■ Structured figure records:
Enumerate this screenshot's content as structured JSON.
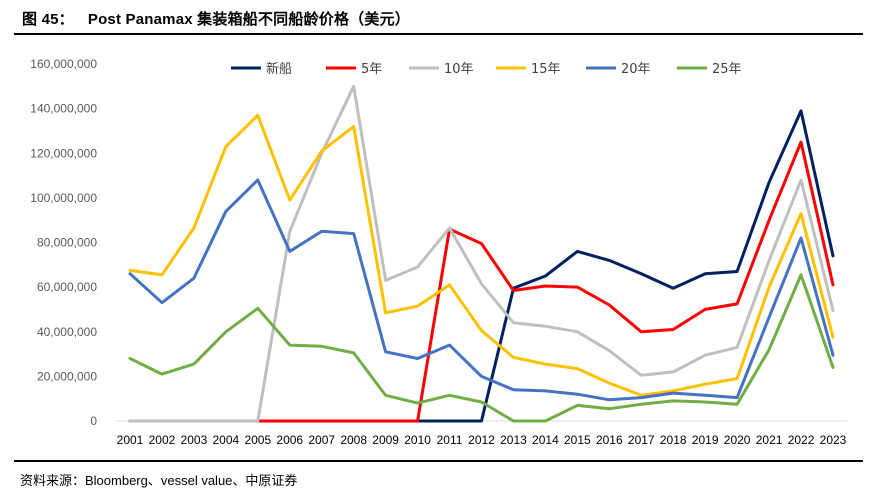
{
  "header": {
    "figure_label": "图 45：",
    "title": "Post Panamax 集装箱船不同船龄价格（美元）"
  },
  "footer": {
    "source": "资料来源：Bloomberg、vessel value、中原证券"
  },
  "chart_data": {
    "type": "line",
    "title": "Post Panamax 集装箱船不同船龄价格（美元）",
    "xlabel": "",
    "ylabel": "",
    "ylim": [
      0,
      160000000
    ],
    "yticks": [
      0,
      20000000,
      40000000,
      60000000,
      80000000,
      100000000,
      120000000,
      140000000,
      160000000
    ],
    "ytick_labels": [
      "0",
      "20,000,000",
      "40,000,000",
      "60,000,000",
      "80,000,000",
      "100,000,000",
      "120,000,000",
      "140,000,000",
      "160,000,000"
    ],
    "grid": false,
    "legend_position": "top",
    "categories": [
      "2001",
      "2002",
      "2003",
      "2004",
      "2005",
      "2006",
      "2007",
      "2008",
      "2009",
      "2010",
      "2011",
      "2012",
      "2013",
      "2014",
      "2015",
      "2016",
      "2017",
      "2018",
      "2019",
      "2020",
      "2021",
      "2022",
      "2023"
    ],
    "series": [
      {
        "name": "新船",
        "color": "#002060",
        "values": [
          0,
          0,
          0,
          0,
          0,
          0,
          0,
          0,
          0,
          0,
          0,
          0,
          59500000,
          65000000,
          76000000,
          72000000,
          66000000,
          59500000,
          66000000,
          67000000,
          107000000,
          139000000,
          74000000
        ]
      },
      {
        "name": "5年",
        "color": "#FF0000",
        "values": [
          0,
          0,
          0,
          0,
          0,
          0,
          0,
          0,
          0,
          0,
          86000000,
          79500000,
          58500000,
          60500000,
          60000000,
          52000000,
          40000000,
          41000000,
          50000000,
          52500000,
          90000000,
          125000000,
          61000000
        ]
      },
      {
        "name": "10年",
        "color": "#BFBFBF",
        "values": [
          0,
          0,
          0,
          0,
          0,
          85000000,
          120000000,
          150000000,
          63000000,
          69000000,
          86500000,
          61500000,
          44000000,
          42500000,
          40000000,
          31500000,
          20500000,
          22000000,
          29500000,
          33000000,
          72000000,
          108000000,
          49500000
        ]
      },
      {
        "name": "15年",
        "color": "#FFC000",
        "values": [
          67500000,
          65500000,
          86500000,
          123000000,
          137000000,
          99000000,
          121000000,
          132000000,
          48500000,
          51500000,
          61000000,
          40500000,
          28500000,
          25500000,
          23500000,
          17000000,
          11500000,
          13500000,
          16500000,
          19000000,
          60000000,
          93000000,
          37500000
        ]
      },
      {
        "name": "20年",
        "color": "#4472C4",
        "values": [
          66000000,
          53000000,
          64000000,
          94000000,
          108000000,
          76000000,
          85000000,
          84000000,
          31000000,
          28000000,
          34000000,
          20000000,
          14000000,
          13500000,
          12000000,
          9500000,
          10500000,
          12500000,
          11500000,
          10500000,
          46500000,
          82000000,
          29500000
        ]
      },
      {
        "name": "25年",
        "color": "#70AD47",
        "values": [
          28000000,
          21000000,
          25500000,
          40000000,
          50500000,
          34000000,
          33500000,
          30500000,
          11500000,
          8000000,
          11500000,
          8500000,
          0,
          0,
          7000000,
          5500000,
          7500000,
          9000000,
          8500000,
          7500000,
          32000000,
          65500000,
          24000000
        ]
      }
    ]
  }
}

==

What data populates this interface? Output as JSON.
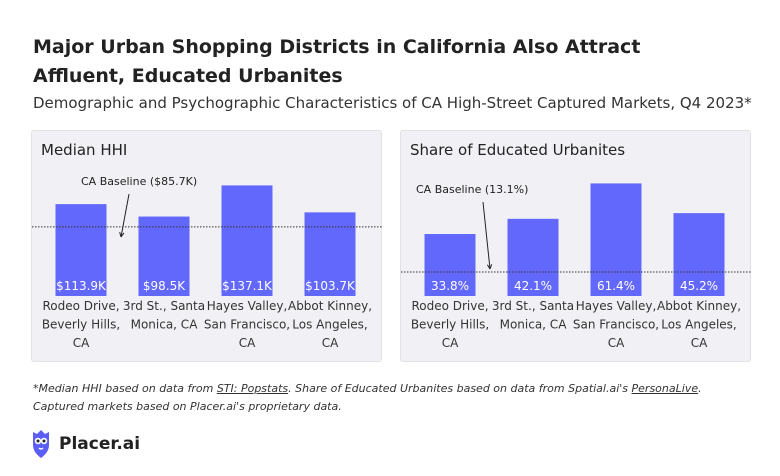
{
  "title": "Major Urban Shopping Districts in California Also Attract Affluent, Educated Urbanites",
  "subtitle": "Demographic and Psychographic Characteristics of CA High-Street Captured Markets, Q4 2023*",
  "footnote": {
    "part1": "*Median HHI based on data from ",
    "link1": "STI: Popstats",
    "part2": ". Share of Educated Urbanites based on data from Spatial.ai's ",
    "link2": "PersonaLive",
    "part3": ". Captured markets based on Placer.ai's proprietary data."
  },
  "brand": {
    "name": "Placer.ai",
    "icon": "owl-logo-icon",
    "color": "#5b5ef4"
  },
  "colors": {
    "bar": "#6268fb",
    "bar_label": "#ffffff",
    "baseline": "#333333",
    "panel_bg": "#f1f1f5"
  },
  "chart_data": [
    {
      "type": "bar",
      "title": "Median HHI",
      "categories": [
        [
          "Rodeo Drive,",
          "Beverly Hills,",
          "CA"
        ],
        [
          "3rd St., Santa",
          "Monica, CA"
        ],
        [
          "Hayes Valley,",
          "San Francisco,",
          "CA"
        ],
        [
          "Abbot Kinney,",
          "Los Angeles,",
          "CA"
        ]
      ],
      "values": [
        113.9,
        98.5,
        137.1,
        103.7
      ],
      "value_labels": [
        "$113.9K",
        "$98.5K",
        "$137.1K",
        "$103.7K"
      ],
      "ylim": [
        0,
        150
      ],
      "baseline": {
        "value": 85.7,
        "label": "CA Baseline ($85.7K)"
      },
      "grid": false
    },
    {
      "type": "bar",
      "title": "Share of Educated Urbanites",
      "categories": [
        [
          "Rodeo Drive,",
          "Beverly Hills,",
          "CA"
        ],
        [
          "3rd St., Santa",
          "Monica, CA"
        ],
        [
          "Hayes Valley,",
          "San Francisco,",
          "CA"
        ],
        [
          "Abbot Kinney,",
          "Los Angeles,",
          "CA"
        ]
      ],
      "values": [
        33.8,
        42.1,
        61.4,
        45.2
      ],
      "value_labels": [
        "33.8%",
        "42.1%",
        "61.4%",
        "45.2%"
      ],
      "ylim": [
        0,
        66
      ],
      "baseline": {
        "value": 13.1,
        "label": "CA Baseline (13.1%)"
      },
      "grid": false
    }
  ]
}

---

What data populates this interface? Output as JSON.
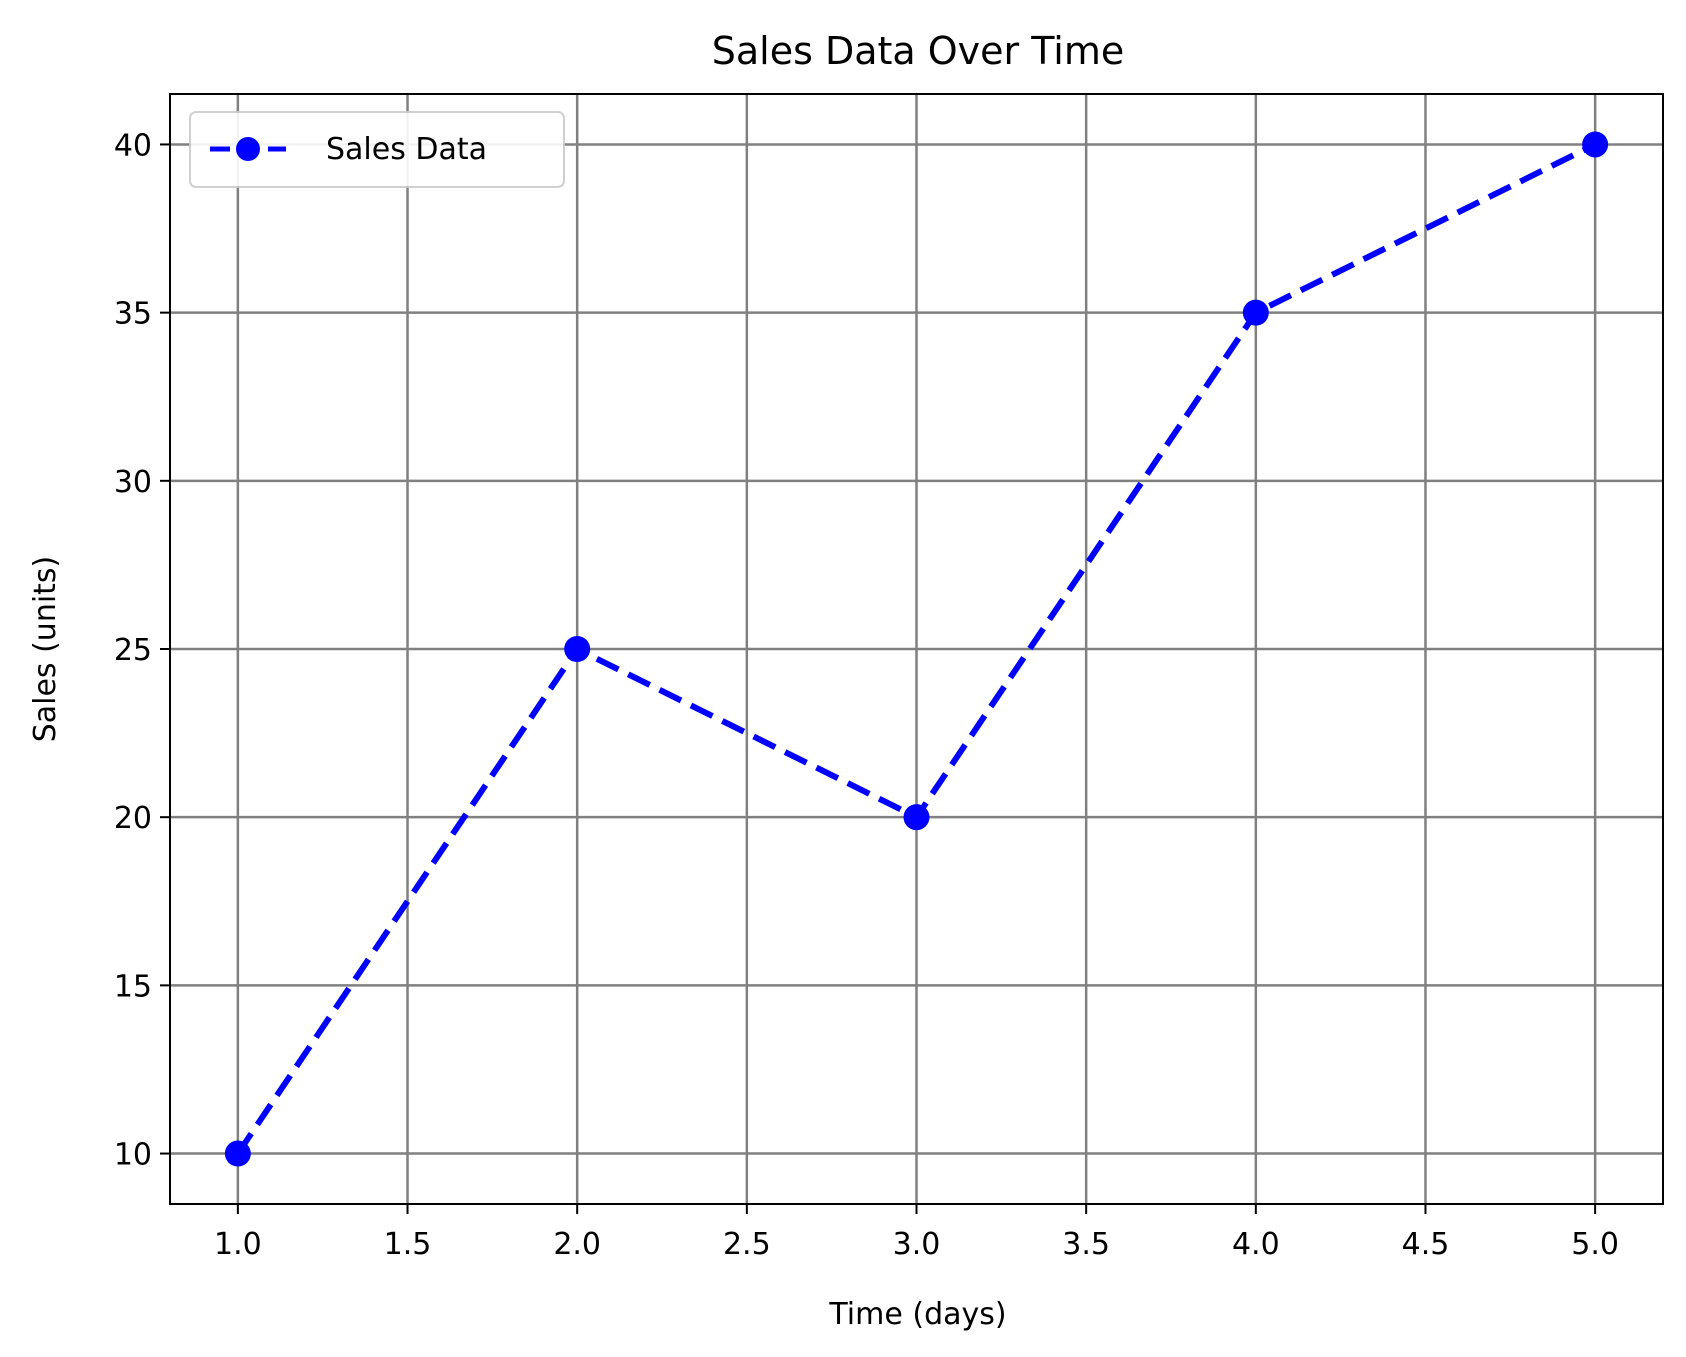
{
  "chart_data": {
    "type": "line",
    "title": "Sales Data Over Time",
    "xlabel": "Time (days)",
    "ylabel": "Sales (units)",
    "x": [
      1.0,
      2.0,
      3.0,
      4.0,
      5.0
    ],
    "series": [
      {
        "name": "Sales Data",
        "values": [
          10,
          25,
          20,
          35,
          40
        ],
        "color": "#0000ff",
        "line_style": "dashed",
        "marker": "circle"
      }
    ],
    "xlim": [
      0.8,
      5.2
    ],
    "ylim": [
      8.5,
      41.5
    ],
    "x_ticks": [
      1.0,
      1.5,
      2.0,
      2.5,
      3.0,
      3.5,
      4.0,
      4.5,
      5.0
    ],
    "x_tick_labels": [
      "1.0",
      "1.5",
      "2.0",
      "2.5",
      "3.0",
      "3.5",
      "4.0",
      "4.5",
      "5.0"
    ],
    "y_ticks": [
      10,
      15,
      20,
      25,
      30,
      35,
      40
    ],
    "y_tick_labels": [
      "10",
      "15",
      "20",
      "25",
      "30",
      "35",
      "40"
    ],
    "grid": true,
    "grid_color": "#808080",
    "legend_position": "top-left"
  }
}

■ Exercise brief: Which lines hold the word "Captured"? Show each one.

■ Finished task:
  "subtitle": "Demographic and Psychographic Characteristics of CA High-Street Captured Markets, Q4 2023*",
    "part3": ". Captured markets based on Placer.ai's proprietary data."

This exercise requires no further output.